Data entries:

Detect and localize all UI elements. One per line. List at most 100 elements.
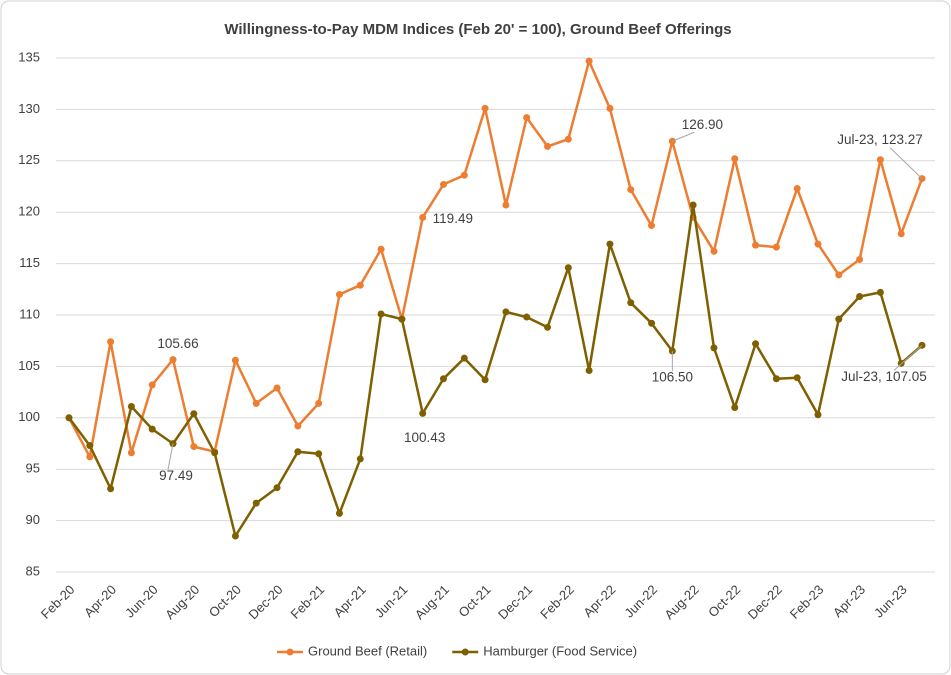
data-point bbox=[835, 271, 843, 279]
y-tick-label: 130 bbox=[18, 101, 40, 116]
data-point bbox=[294, 448, 302, 456]
series-line bbox=[67, 203, 923, 538]
data-point bbox=[772, 375, 780, 383]
data-point bbox=[876, 288, 884, 296]
data-point bbox=[398, 315, 406, 323]
data-point bbox=[190, 443, 198, 451]
data-label: Jul-23, 107.05 bbox=[841, 369, 927, 384]
data-point bbox=[315, 450, 323, 458]
data-point bbox=[86, 453, 94, 461]
data-point bbox=[731, 155, 739, 163]
data-point bbox=[460, 354, 468, 362]
data-point bbox=[606, 104, 614, 112]
data-label: 126.90 bbox=[682, 117, 723, 132]
label-leader bbox=[672, 131, 695, 142]
data-point bbox=[107, 338, 115, 346]
data-point bbox=[793, 374, 801, 382]
data-point bbox=[606, 240, 614, 248]
data-point bbox=[544, 323, 552, 331]
data-label: Jul-23, 123.27 bbox=[837, 132, 923, 147]
data-point bbox=[752, 340, 760, 348]
data-point bbox=[148, 381, 156, 389]
data-label: 105.66 bbox=[157, 336, 198, 351]
data-point bbox=[127, 449, 135, 457]
data-point bbox=[502, 201, 510, 209]
data-point bbox=[523, 313, 531, 321]
data-point bbox=[544, 142, 552, 150]
data-point bbox=[627, 299, 635, 307]
y-tick-label: 85 bbox=[26, 563, 40, 578]
y-tick-label: 105 bbox=[18, 358, 40, 373]
y-tick-label: 110 bbox=[19, 306, 40, 321]
legend-marker bbox=[461, 648, 469, 656]
data-label: 106.50 bbox=[652, 370, 693, 385]
y-tick-label: 90 bbox=[26, 512, 40, 527]
data-point bbox=[252, 499, 260, 507]
data-point bbox=[377, 310, 385, 318]
data-point bbox=[127, 402, 135, 410]
data-point bbox=[439, 180, 447, 188]
data-point bbox=[273, 384, 281, 392]
data-point bbox=[65, 414, 73, 422]
data-point bbox=[752, 241, 760, 249]
data-point bbox=[86, 442, 94, 450]
label-leader bbox=[893, 344, 923, 371]
data-point bbox=[585, 57, 593, 65]
data-point bbox=[523, 114, 531, 122]
data-point bbox=[585, 367, 593, 375]
data-point bbox=[564, 135, 572, 143]
data-point bbox=[648, 319, 656, 327]
series-line bbox=[67, 59, 924, 459]
data-point bbox=[481, 104, 489, 112]
y-tick-label: 135 bbox=[18, 49, 40, 64]
data-point bbox=[377, 245, 385, 253]
data-point bbox=[419, 213, 427, 221]
data-point bbox=[710, 344, 718, 352]
data-point bbox=[356, 455, 364, 463]
data-point bbox=[273, 484, 281, 492]
data-point bbox=[772, 243, 780, 251]
data-point bbox=[710, 247, 718, 255]
label-leader bbox=[167, 443, 174, 470]
data-point bbox=[148, 425, 156, 433]
legend-marker bbox=[286, 648, 294, 656]
legend-label: Ground Beef (Retail) bbox=[308, 643, 427, 658]
data-point bbox=[648, 222, 656, 230]
data-point bbox=[190, 410, 198, 418]
data-point bbox=[335, 290, 343, 298]
data-label: 100.43 bbox=[404, 430, 445, 445]
data-point bbox=[835, 315, 843, 323]
data-point bbox=[627, 186, 635, 194]
y-tick-label: 115 bbox=[19, 255, 40, 270]
data-point bbox=[814, 240, 822, 248]
data-point bbox=[439, 375, 447, 383]
legend-label: Hamburger (Food Service) bbox=[483, 643, 637, 658]
data-point bbox=[856, 292, 864, 300]
y-tick-label: 120 bbox=[18, 204, 40, 219]
y-tick-label: 125 bbox=[18, 152, 40, 167]
data-point bbox=[876, 156, 884, 164]
data-point bbox=[356, 281, 364, 289]
data-point bbox=[481, 376, 489, 384]
data-point bbox=[211, 449, 219, 457]
data-label: 119.49 bbox=[433, 211, 473, 226]
data-point bbox=[231, 356, 239, 364]
data-point bbox=[793, 185, 801, 193]
data-point bbox=[564, 264, 572, 272]
data-point bbox=[814, 411, 822, 419]
data-point bbox=[419, 409, 427, 417]
data-label: 97.49 bbox=[159, 468, 193, 483]
data-point bbox=[689, 201, 697, 209]
data-point bbox=[335, 509, 343, 517]
data-point bbox=[294, 422, 302, 430]
data-point bbox=[252, 399, 260, 407]
data-point bbox=[107, 485, 115, 493]
chart-title: Willingness-to-Pay MDM Indices (Feb 20' … bbox=[224, 21, 731, 38]
data-point bbox=[315, 399, 323, 407]
y-tick-label: 100 bbox=[18, 409, 40, 424]
data-point bbox=[897, 230, 905, 238]
data-point bbox=[502, 308, 510, 316]
data-point bbox=[231, 532, 239, 540]
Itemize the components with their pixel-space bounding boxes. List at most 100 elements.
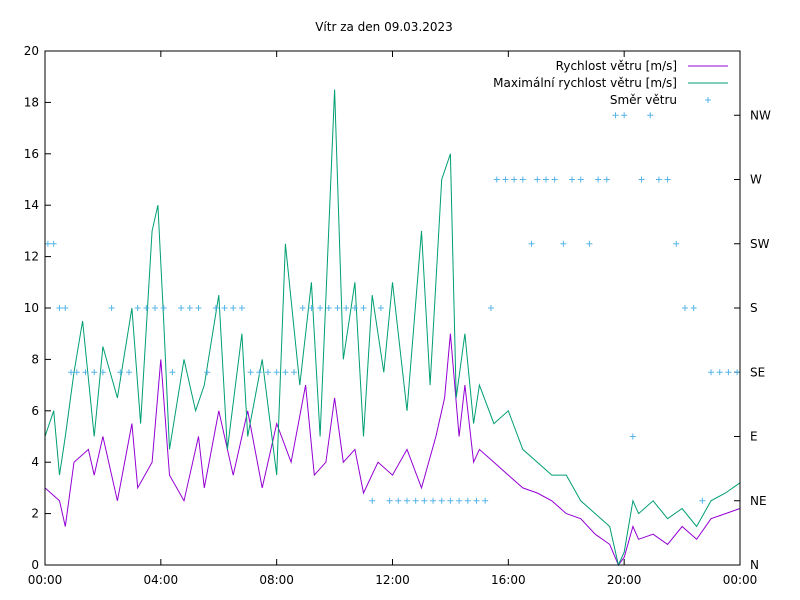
direction-point [629, 433, 636, 440]
direction-point [351, 305, 358, 311]
direction-point [708, 369, 715, 376]
x-tick-label: 08:00 [259, 573, 294, 587]
x-tick-label: 00:00 [28, 573, 63, 587]
y2-tick-label: NE [750, 494, 767, 508]
direction-point [230, 305, 237, 311]
direction-point [308, 305, 315, 311]
y2-tick-label: W [750, 173, 762, 187]
direction-point [343, 305, 350, 311]
y-tick-label: 18 [24, 95, 39, 109]
y2-tick-label: NW [750, 108, 771, 122]
direction-point [464, 497, 471, 504]
direction-point [386, 497, 393, 504]
y2-tick-label: SE [750, 365, 765, 379]
legend-label-gust: Maximální rychlost větru [m/s] [493, 76, 677, 90]
direction-point [473, 497, 480, 504]
direction-point [56, 305, 63, 311]
plot-frame [44, 50, 741, 566]
direction-point [655, 176, 662, 183]
y-tick-label: 20 [24, 44, 39, 58]
direction-point [447, 497, 454, 504]
direction-point [256, 369, 263, 376]
direction-point [725, 369, 732, 376]
direction-point [421, 497, 428, 504]
y2-axis-ticks: N NE E SE S SW W NW [734, 108, 771, 572]
direction-point [325, 305, 332, 311]
direction-point [377, 305, 384, 311]
legend-swatch-direction [705, 97, 711, 103]
direction-point [204, 369, 211, 376]
direction-point [395, 497, 402, 504]
direction-point [647, 112, 654, 119]
direction-point [334, 305, 341, 311]
direction-point [603, 176, 610, 183]
direction-point [690, 305, 697, 311]
series-line-gust [44, 89, 741, 567]
y2-tick-label: N [750, 558, 759, 572]
direction-point [82, 369, 89, 376]
y-tick-label: 8 [31, 352, 39, 366]
direction-point [50, 240, 57, 247]
direction-point [673, 240, 680, 247]
x-tick-label: 00:00 [723, 573, 758, 587]
direction-point [487, 305, 494, 311]
x-tick-label: 12:00 [375, 573, 410, 587]
direction-point [511, 176, 518, 183]
legend-direction-marker [705, 97, 711, 103]
y-tick-label: 10 [24, 301, 39, 315]
y-tick-label: 6 [31, 404, 39, 418]
direction-point [621, 112, 628, 119]
direction-point [577, 176, 584, 183]
y-tick-label: 16 [24, 147, 39, 161]
direction-point [369, 497, 376, 504]
y-tick-label: 4 [31, 455, 39, 469]
direction-point [664, 176, 671, 183]
y2-tick-label: SW [750, 237, 770, 251]
direction-point [595, 176, 602, 183]
legend-label-speed: Rychlost větru [m/s] [556, 59, 677, 73]
direction-point [482, 497, 489, 504]
direction-point [247, 369, 254, 376]
chart-title: Vítr za den 09.03.2023 [315, 20, 453, 34]
y-tick-label: 14 [24, 198, 39, 212]
direction-point [551, 176, 558, 183]
direction-point [412, 497, 419, 504]
direction-point [73, 369, 80, 376]
x-tick-label: 20:00 [607, 573, 642, 587]
y2-tick-label: S [750, 301, 758, 315]
y-axis-ticks: 0 2 4 6 8 10 12 14 16 18 20 [24, 44, 51, 572]
direction-point [221, 305, 228, 311]
direction-point [317, 305, 324, 311]
direction-point [282, 369, 289, 376]
direction-point [160, 305, 167, 311]
series-points-direction [44, 112, 741, 504]
direction-point [403, 497, 410, 504]
direction-point [108, 305, 115, 311]
direction-point [612, 112, 619, 119]
direction-point [264, 369, 271, 376]
legend: Rychlost větru [m/s] Maximální rychlost … [493, 59, 728, 107]
direction-point [528, 240, 535, 247]
series-line-speed [44, 333, 741, 566]
y2-tick-label: E [750, 430, 758, 444]
direction-point [91, 369, 98, 376]
direction-point [360, 305, 367, 311]
direction-point [638, 176, 645, 183]
direction-point [44, 240, 51, 247]
y-tick-label: 2 [31, 507, 39, 521]
direction-point [99, 369, 106, 376]
direction-point [502, 176, 509, 183]
x-axis-ticks: 00:00 04:00 08:00 12:00 16:00 20:00 00:00 [28, 51, 758, 587]
direction-point [291, 369, 298, 376]
direction-point [117, 369, 124, 376]
direction-point [586, 240, 593, 247]
x-tick-label: 16:00 [491, 573, 526, 587]
direction-point [734, 369, 741, 376]
y-tick-label: 12 [24, 250, 39, 264]
direction-point [125, 369, 132, 376]
direction-point [299, 305, 306, 311]
direction-point [68, 369, 75, 376]
direction-point [456, 497, 463, 504]
direction-point [560, 240, 567, 247]
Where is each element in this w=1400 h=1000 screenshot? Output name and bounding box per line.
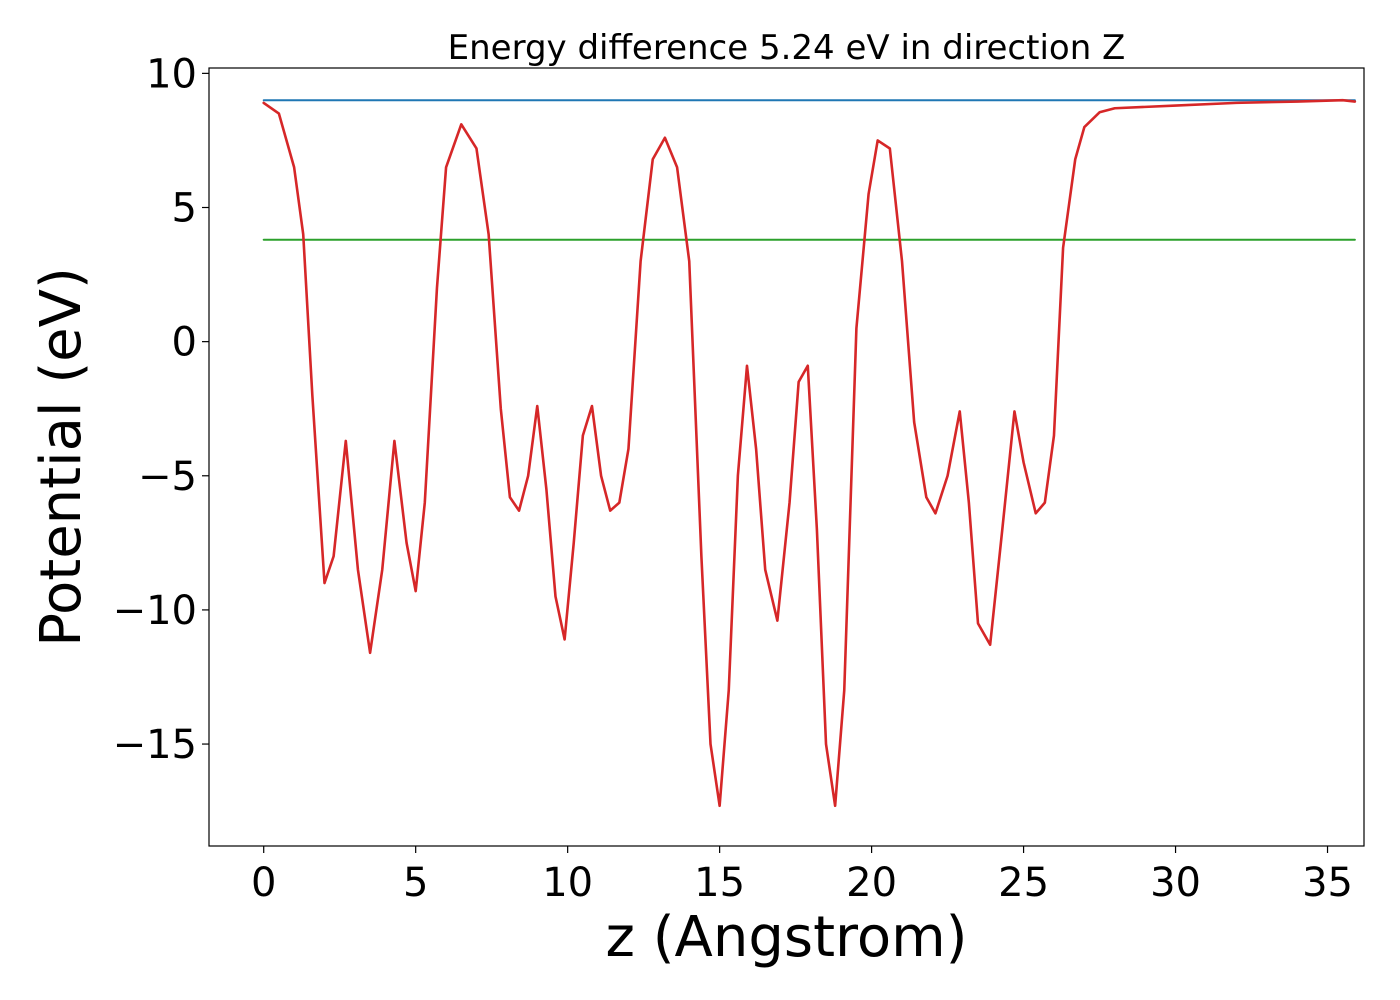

Your goal: Could you render the stretch from the line containing "data-point bbox=[835, 271, 843, 279]" through the line containing "data-point bbox=[356, 455, 364, 463]" as a Markdown table with the columns Row and Line, skipping any blank lines?

Output below:
| Row | Line |
|---|---|
| 1 | data-point bbox=[835, 271, 843, 279] |
| 2 | y-tick-label: 130 bbox=[18, 101, 40, 116] |
| 3 | data-point bbox=[294, 448, 302, 456] |
| 4 | series-line bbox=[67, 203, 923, 538] |
| 5 | data-point bbox=[772, 375, 780, 383] |
| 6 | data-point bbox=[876, 288, 884, 296] |
| 7 | data-point bbox=[398, 315, 406, 323] |
| 8 | data-point bbox=[190, 443, 198, 451] |
| 9 | data-label: Jul-23, 107.05 bbox=[841, 369, 927, 384] |
| 10 | data-point bbox=[315, 450, 323, 458] |
| 11 | data-point bbox=[86, 453, 94, 461] |
| 12 | data-point bbox=[731, 155, 739, 163] |
| 13 | data-point bbox=[460, 354, 468, 362] |
| 14 | data-point bbox=[606, 104, 614, 112] |
| 15 | data-label: 126.90 bbox=[682, 117, 723, 132] |
| 16 | label-leader bbox=[672, 131, 695, 142] |
| 17 | data-point bbox=[107, 338, 115, 346] |
| 18 | data-point bbox=[793, 374, 801, 382] |
| 19 | data-point bbox=[606, 240, 614, 248] |
| 20 | data-point bbox=[544, 323, 552, 331] |
| 21 | data-label: Jul-23, 123.27 bbox=[837, 132, 923, 147] |
| 22 | data-point bbox=[752, 340, 760, 348] |
| 23 | data-point bbox=[148, 381, 156, 389] |
| 24 | data-label: 105.66 bbox=[157, 336, 198, 351] |
| 25 | data-point bbox=[127, 449, 135, 457] |
| 26 | data-point bbox=[502, 201, 510, 209] |
| 27 | data-point bbox=[523, 313, 531, 321] |
| 28 | data-point bbox=[544, 142, 552, 150] |
| 29 | data-point bbox=[627, 299, 635, 307] |
| 30 | y-tick-label: 85 bbox=[26, 563, 40, 578] |
| 31 | y-tick-label: 105 bbox=[18, 358, 40, 373] |
| 32 | y-tick-label: 110 bbox=[19, 306, 40, 321] |
| 33 | legend-marker bbox=[461, 648, 469, 656] |
| 34 | data-label: 106.50 bbox=[652, 370, 693, 385] |
| 35 | y-tick-label: 90 bbox=[26, 512, 40, 527] |
| 36 | data-point bbox=[252, 499, 260, 507] |
| 37 | data-point bbox=[377, 310, 385, 318] |
| 38 | data-point bbox=[127, 402, 135, 410] |
| 39 | data-point bbox=[439, 180, 447, 188] |
| 40 | data-point bbox=[273, 384, 281, 392] |
| 41 | data-point bbox=[65, 414, 73, 422] |
| 42 | data-point bbox=[752, 241, 760, 249] |
| 43 | data-point bbox=[86, 442, 94, 450] |
| 44 | label-leader bbox=[893, 344, 923, 371] |
| 45 | data-point bbox=[585, 57, 593, 65] |
| 46 | data-point bbox=[523, 114, 531, 122] |
| 47 | data-point bbox=[585, 367, 593, 375] |
| 48 | data-point bbox=[564, 135, 572, 143] |
| 49 | data-point bbox=[648, 319, 656, 327] |
| 50 | series-line bbox=[67, 59, 924, 459] |
| 51 | data-point bbox=[481, 104, 489, 112] |
| 52 | y-tick-label: 135 bbox=[18, 49, 40, 64] |
| 53 | data-point bbox=[377, 245, 385, 253] |
| 54 | data-point bbox=[419, 213, 427, 221] |
| 55 | data-point bbox=[710, 344, 718, 352] |
| 56 | data-point bbox=[356, 455, 364, 463] |